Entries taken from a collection
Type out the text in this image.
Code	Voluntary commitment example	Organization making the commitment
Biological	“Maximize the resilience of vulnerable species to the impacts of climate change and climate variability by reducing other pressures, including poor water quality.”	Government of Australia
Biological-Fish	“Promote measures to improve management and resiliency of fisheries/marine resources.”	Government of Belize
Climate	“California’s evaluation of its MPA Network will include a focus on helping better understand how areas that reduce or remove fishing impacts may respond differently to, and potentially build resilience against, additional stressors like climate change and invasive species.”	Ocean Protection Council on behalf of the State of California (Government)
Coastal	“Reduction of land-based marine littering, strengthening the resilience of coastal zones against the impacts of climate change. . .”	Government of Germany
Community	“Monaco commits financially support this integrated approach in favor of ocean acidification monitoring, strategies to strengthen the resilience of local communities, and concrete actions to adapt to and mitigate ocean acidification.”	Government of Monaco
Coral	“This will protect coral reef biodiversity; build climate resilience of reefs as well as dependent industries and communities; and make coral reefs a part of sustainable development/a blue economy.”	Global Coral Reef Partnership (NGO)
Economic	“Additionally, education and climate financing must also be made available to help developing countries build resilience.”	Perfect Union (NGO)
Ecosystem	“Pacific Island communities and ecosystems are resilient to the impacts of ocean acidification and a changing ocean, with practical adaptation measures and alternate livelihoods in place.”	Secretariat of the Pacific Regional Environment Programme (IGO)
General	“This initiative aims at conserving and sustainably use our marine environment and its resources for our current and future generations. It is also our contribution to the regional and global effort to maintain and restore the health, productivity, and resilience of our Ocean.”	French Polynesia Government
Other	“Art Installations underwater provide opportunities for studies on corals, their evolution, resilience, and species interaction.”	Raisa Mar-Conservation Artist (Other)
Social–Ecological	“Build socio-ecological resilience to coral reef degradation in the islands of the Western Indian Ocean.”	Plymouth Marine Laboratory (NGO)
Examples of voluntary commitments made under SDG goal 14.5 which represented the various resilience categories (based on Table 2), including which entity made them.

...

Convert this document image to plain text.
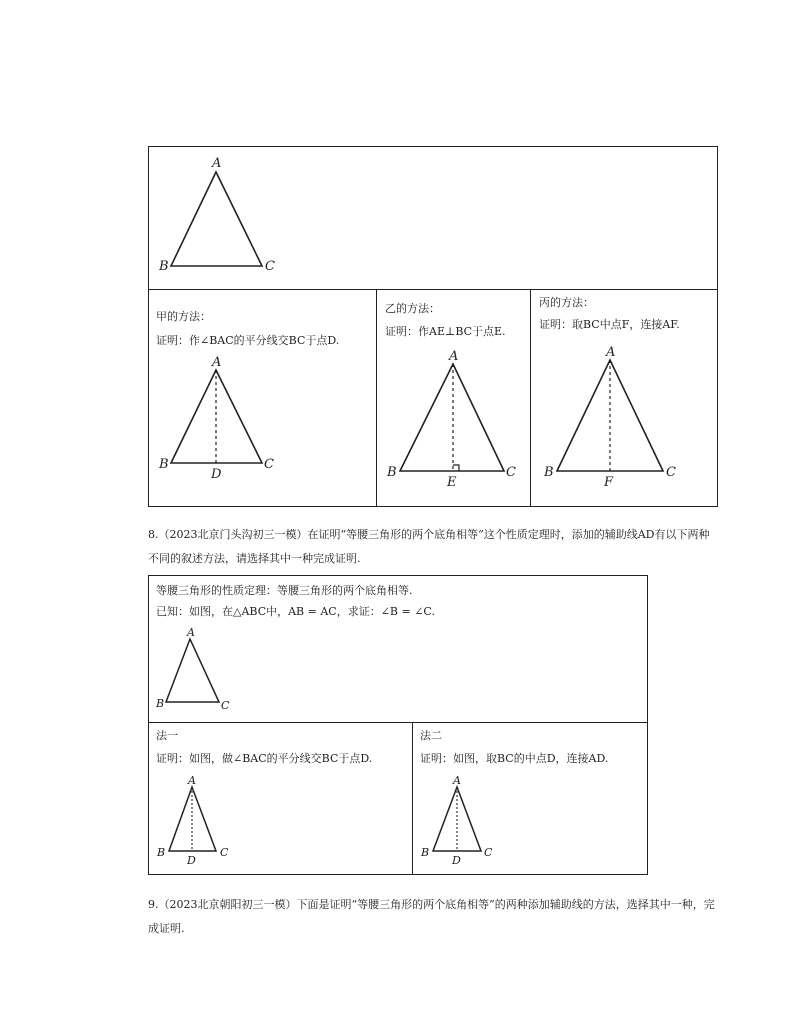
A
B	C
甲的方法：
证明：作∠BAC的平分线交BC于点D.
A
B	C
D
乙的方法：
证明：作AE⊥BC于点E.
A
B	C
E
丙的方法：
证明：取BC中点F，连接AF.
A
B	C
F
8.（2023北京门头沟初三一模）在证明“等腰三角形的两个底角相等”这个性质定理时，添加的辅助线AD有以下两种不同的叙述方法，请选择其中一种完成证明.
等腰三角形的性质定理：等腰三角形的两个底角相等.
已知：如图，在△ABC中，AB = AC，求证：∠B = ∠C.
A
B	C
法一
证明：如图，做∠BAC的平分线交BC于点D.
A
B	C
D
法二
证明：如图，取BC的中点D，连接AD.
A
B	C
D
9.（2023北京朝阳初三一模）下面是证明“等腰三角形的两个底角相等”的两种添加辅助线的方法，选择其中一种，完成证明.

» WHAT TO WORK ON
All lines above with "acidification" in them should be returned.

» CORRECT ANSWER
Community	“Monaco commits financially support this integrated approach in favor of ocean acidification monitoring, strategies to strengthen the resilience of local communities, and concrete actions to adapt to and mitigate ocean acidification.”	Government of Monaco
Ecosystem	“Pacific Island communities and ecosystems are resilient to the impacts of ocean acidification and a changing ocean, with practical adaptation measures and alternate livelihoods in place.”	Secretariat of the Pacific Regional Environment Programme (IGO)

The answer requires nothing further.